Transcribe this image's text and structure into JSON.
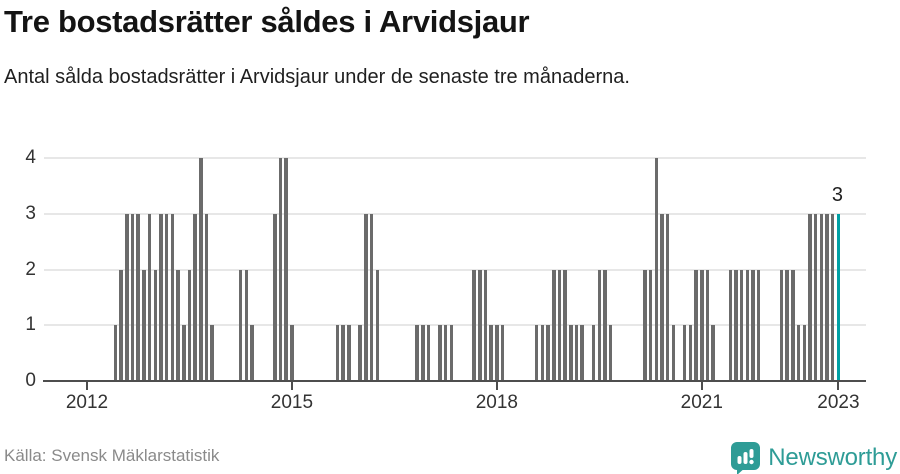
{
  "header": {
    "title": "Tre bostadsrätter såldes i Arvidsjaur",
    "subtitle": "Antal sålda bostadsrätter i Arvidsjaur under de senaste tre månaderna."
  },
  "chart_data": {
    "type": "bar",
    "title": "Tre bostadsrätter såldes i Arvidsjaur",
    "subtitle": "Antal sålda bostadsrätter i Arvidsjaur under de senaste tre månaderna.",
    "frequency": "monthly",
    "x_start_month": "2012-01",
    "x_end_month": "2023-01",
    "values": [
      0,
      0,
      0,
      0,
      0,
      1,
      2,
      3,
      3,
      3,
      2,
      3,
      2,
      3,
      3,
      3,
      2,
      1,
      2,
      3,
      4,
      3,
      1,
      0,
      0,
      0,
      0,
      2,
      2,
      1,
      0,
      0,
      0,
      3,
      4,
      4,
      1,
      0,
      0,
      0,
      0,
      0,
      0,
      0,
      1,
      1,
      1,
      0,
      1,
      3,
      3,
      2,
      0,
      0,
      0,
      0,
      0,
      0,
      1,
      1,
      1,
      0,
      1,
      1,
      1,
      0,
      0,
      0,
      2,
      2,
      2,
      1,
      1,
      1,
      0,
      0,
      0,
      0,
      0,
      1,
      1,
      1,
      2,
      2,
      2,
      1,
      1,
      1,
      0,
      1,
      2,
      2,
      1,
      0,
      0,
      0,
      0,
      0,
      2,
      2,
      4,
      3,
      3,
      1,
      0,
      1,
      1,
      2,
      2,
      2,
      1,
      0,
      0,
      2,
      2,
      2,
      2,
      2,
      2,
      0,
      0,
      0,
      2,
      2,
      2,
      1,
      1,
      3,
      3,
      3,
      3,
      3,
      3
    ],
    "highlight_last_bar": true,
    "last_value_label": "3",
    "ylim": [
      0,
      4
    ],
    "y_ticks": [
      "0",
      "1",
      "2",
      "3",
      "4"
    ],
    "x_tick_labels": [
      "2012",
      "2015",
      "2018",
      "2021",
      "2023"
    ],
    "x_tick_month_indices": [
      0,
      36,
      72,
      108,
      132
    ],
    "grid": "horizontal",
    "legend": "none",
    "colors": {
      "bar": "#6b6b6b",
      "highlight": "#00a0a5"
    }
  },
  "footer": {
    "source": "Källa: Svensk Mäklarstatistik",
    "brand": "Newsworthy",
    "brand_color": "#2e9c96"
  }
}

++++

▶ [WHAT YOU NEED TO DO] Find each line in the records holding the string "subtitle" and show it.

▶ [CORRECT ANSWER]
    "subtitle": "Antal sålda bostadsrätter i Arvidsjaur under de senaste tre månaderna."
    "subtitle": "Antal sålda bostadsrätter i Arvidsjaur under de senaste tre månaderna.",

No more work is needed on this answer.